◆ Task to carry out
Copy out every line exactly as given.
** Start **
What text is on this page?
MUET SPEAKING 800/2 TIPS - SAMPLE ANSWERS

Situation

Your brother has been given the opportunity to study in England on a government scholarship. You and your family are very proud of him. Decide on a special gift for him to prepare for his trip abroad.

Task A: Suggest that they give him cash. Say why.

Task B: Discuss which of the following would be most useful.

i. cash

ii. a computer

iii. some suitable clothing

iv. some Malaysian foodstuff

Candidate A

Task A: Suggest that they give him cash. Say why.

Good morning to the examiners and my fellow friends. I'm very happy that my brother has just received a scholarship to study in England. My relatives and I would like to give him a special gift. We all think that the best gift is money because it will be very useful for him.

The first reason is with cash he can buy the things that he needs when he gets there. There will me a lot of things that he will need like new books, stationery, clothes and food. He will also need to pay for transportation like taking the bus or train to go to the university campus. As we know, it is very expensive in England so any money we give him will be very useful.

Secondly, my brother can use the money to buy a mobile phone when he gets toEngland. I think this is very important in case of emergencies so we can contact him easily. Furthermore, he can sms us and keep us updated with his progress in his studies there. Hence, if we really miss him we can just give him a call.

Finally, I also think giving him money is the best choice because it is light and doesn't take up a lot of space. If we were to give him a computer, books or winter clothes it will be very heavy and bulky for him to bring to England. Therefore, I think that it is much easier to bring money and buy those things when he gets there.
** End **
◆ Response for this exercise
What text is on this page?
MUET SPEAKING 800/2 TIPS - SAMPLE ANSWERS

Situation

Your brother has been given the opportunity to study in England on a government scholarship. You and your family are very proud of him. Decide on a special gift for him to prepare for his trip abroad.

Task A: Suggest that they give him cash. Say why.

Task B: Discuss which of the following would be most useful.

i. cash

ii. a computer

iii. some suitable clothing

iv. some Malaysian foodstuff

Candidate A

Task A: Suggest that they give him cash. Say why.

Good morning to the examiners and my fellow friends. I'm very happy that my brother has just received a scholarship to study in England. My relatives and I would like to give him a special gift. We all think that the best gift is money because it will be very useful for him.

The first reason is with cash he can buy the things that he needs when he gets there. There will me a lot of things that he will need like new books, stationery, clothes and food. He will also need to pay for transportation like taking the bus or train to go to the university campus. As we know, it is very expensive in England so any money we give him will be very useful.

Secondly, my brother can use the money to buy a mobile phone when he gets toEngland. I think this is very important in case of emergencies so we can contact him easily. Furthermore, he can sms us and keep us updated with his progress in his studies there. Hence, if we really miss him we can just give him a call.

Finally, I also think giving him money is the best choice because it is light and doesn't take up a lot of space. If we were to give him a computer, books or winter clothes it will be very heavy and bulky for him to bring to England. Therefore, I think that it is much easier to bring money and buy those things when he gets there.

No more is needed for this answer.